→ **Given request**
What is the number of lines in the data holding the word "godz"? Give that number by itself.

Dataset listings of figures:
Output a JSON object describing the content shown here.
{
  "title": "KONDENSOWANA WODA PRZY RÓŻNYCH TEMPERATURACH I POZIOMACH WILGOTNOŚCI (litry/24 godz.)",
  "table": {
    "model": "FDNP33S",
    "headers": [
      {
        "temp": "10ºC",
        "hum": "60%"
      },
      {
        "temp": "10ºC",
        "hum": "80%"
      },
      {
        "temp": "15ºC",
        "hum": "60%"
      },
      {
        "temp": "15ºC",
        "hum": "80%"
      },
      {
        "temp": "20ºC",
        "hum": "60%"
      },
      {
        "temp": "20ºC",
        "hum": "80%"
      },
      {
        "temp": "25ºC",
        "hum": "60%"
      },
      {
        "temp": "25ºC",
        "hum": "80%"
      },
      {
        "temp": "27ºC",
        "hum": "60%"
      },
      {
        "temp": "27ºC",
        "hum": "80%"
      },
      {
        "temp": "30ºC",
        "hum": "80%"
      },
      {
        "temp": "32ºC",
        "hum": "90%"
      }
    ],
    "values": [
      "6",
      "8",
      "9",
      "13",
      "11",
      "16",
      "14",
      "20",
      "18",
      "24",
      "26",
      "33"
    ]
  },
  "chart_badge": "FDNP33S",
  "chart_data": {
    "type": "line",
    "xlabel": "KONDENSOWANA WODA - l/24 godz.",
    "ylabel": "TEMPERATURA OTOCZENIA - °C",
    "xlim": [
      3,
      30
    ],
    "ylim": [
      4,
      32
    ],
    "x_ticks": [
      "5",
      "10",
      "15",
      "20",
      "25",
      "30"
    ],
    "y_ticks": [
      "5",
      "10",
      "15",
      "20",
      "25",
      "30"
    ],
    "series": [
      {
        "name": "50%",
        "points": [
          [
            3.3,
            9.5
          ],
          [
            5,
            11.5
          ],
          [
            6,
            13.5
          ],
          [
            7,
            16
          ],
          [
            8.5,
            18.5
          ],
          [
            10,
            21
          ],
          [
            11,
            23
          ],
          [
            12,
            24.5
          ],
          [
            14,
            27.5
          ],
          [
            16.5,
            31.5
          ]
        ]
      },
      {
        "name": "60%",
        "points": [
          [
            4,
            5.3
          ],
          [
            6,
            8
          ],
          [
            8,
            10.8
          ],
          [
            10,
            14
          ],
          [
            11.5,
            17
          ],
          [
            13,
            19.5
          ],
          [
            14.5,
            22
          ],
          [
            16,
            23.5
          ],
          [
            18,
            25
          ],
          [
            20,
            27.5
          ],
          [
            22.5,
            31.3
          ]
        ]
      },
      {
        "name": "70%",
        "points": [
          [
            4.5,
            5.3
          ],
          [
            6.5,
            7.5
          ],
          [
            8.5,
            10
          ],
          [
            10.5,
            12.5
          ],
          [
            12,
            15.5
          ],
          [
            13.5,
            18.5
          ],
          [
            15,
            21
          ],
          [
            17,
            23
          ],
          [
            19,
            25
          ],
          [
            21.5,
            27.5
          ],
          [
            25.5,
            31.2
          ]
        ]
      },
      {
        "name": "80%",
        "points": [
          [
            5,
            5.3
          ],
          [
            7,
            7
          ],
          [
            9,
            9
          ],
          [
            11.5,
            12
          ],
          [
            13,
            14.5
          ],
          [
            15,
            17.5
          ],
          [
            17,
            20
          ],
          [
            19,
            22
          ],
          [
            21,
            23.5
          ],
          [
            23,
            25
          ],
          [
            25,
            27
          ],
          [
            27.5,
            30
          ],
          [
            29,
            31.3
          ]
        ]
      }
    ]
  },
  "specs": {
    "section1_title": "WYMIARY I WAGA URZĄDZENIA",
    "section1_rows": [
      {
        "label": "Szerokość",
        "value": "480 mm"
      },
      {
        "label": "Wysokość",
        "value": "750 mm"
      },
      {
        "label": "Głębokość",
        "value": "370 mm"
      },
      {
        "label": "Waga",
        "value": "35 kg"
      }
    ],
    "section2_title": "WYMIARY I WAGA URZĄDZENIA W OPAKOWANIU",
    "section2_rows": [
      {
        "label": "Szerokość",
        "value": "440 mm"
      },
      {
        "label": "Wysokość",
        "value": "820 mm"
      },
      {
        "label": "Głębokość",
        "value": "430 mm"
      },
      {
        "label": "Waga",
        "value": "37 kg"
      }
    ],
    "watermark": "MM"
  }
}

* * *

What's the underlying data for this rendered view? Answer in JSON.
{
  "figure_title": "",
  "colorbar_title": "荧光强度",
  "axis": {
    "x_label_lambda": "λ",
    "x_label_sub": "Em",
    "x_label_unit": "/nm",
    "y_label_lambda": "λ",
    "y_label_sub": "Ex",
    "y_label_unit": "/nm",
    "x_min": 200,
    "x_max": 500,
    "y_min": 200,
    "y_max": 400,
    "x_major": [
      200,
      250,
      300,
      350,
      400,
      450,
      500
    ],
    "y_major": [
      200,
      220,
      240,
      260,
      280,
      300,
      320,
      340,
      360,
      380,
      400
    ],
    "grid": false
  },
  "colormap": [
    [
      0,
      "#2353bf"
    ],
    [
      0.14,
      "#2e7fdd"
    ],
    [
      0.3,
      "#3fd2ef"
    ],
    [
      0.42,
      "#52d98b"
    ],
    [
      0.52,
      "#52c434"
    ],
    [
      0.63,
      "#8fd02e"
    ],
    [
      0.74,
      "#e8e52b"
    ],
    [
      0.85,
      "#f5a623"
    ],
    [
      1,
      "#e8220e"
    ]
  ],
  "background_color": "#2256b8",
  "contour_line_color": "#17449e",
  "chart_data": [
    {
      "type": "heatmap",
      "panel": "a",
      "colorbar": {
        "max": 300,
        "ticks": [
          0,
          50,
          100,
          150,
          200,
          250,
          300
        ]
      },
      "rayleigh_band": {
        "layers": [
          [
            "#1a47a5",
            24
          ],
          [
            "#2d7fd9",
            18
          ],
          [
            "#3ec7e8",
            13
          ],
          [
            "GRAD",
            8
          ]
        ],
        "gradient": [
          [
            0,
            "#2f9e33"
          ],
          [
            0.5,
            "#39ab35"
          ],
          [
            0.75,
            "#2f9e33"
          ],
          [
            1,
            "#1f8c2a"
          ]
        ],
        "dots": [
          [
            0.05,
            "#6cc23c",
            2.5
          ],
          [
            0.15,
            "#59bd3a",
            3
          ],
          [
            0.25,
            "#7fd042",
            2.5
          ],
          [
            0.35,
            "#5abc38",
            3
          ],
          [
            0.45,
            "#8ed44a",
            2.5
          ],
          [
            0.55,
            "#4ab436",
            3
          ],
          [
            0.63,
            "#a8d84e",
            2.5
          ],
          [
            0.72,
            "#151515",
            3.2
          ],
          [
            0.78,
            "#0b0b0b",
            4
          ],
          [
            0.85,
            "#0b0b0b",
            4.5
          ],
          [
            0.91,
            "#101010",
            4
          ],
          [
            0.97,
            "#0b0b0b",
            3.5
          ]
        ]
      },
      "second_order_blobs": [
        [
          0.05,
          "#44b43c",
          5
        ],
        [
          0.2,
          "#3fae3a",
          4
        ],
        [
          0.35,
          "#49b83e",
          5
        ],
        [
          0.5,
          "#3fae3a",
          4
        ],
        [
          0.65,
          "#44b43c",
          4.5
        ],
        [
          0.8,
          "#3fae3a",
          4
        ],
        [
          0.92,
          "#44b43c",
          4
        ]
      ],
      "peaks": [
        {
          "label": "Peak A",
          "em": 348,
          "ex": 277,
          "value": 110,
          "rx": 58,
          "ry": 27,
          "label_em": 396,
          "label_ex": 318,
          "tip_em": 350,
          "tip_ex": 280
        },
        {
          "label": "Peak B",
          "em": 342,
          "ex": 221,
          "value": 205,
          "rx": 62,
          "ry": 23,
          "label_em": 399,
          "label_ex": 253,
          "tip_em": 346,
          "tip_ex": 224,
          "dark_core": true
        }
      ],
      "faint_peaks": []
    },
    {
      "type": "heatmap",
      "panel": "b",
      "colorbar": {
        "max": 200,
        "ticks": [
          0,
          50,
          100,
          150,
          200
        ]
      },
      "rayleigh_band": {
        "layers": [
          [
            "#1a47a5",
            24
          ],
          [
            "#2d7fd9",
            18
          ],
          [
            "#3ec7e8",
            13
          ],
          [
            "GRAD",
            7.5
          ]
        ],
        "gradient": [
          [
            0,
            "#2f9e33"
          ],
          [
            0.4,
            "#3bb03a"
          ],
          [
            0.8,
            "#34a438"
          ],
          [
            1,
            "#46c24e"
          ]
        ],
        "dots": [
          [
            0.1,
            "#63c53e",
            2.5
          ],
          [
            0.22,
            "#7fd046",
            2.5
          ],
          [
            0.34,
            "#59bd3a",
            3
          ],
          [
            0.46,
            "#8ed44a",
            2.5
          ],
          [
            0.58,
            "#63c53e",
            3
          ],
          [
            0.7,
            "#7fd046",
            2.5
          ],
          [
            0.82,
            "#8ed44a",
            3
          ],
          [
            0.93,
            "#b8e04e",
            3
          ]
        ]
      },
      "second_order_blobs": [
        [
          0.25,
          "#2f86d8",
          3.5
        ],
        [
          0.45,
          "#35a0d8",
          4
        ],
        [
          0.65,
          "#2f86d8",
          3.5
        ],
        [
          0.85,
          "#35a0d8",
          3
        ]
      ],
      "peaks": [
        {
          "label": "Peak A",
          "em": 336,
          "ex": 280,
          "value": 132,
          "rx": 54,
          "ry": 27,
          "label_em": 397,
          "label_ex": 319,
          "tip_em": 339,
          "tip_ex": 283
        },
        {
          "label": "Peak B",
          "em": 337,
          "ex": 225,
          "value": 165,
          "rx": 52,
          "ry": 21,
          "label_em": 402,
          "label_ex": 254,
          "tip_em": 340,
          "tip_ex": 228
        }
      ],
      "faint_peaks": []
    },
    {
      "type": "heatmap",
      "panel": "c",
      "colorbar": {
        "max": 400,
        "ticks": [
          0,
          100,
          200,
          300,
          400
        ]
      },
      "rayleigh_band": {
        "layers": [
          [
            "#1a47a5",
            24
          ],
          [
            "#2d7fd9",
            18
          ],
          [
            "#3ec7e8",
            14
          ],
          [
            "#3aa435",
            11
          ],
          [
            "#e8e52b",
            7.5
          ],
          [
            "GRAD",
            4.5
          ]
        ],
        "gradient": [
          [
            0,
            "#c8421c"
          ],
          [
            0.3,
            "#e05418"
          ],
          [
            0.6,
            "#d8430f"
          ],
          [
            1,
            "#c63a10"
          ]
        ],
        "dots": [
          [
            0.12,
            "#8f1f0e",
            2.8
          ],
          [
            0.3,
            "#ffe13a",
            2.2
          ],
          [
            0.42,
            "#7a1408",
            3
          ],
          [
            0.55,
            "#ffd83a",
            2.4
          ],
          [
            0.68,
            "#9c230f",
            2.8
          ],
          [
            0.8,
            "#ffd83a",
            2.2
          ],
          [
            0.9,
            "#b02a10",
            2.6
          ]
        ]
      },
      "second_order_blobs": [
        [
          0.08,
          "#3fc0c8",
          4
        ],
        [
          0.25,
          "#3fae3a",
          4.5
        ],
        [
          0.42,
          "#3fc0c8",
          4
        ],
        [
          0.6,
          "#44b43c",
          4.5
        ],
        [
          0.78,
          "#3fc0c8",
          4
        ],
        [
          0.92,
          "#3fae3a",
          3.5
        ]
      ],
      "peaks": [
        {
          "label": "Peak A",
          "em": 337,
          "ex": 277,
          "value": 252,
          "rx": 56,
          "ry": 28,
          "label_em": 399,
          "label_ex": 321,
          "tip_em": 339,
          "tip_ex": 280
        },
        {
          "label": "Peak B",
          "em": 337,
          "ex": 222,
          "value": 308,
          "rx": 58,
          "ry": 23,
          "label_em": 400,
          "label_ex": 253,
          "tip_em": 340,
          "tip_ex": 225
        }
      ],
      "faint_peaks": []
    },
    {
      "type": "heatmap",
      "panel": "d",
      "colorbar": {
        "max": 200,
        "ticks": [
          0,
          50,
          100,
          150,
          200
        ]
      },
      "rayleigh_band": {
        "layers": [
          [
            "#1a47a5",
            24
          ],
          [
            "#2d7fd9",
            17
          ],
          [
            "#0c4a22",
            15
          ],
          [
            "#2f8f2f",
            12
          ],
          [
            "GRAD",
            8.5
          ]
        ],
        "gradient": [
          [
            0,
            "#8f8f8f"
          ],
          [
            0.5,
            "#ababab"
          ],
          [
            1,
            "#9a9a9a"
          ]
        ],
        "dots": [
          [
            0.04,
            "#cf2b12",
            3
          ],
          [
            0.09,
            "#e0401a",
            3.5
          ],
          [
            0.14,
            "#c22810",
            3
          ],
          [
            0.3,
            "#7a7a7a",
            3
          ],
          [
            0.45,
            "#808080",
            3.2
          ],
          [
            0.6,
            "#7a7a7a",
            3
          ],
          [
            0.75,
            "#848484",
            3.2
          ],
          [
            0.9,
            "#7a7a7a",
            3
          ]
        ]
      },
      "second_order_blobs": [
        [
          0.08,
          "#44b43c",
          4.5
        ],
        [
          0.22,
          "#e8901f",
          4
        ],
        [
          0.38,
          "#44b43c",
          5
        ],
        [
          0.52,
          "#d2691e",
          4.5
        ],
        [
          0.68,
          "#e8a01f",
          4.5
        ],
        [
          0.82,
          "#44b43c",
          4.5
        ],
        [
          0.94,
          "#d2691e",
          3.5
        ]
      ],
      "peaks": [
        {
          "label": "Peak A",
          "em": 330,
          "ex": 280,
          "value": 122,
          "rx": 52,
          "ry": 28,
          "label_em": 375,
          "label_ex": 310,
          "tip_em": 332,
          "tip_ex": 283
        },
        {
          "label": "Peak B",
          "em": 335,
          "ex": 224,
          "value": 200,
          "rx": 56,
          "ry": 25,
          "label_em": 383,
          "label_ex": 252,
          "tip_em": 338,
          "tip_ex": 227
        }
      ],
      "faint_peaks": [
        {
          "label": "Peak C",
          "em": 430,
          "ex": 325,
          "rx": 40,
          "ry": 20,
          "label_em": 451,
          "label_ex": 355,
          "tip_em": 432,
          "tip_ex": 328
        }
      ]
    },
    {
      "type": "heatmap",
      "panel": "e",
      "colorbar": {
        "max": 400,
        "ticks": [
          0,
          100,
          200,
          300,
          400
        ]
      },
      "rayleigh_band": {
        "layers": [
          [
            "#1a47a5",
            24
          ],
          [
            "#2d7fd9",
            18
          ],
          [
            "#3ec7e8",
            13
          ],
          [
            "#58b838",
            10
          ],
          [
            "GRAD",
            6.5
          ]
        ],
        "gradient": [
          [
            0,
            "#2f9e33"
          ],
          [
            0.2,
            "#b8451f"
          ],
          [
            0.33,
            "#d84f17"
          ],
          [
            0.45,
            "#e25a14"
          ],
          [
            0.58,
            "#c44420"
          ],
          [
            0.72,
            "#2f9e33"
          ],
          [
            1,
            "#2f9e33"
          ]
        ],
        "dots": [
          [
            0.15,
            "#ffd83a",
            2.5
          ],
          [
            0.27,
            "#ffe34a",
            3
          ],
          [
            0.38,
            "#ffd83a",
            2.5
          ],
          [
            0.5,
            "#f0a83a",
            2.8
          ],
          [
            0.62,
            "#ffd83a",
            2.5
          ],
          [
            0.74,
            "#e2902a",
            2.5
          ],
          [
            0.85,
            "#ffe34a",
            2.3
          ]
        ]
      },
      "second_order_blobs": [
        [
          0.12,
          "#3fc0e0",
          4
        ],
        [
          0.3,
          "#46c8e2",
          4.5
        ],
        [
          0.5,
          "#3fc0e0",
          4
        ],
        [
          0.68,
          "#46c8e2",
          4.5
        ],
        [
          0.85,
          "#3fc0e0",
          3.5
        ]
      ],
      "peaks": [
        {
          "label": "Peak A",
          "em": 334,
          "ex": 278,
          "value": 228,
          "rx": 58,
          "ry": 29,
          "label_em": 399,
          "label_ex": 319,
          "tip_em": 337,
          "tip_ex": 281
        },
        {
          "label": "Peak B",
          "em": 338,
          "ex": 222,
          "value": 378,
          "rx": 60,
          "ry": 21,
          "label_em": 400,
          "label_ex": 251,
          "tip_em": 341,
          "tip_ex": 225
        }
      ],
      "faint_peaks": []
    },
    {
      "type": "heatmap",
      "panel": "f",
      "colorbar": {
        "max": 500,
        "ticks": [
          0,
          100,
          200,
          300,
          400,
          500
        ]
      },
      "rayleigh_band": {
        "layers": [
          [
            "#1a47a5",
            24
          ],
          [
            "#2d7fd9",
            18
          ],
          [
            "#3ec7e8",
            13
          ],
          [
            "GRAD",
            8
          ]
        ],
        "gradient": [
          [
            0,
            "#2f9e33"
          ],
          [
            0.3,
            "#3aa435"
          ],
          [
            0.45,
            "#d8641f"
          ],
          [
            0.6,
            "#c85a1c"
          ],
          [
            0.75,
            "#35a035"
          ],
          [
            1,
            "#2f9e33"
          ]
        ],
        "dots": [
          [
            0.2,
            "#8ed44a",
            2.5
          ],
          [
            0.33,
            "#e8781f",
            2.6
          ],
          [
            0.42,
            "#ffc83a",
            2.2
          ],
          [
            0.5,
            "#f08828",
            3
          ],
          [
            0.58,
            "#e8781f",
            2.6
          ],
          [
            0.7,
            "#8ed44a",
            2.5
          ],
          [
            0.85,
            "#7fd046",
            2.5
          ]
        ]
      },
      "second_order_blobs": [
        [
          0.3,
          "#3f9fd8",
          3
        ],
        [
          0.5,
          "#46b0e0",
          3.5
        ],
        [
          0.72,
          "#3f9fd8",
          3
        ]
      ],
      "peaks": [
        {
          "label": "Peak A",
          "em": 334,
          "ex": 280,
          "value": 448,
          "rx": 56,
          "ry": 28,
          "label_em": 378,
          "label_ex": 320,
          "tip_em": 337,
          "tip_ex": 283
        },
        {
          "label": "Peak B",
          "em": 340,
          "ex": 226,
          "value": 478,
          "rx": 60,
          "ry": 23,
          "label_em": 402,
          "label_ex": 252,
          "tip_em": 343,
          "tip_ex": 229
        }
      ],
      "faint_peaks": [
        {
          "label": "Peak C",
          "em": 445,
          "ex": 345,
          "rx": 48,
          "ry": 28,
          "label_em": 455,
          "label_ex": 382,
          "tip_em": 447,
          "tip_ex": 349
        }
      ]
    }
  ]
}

→ **Expected answer**
2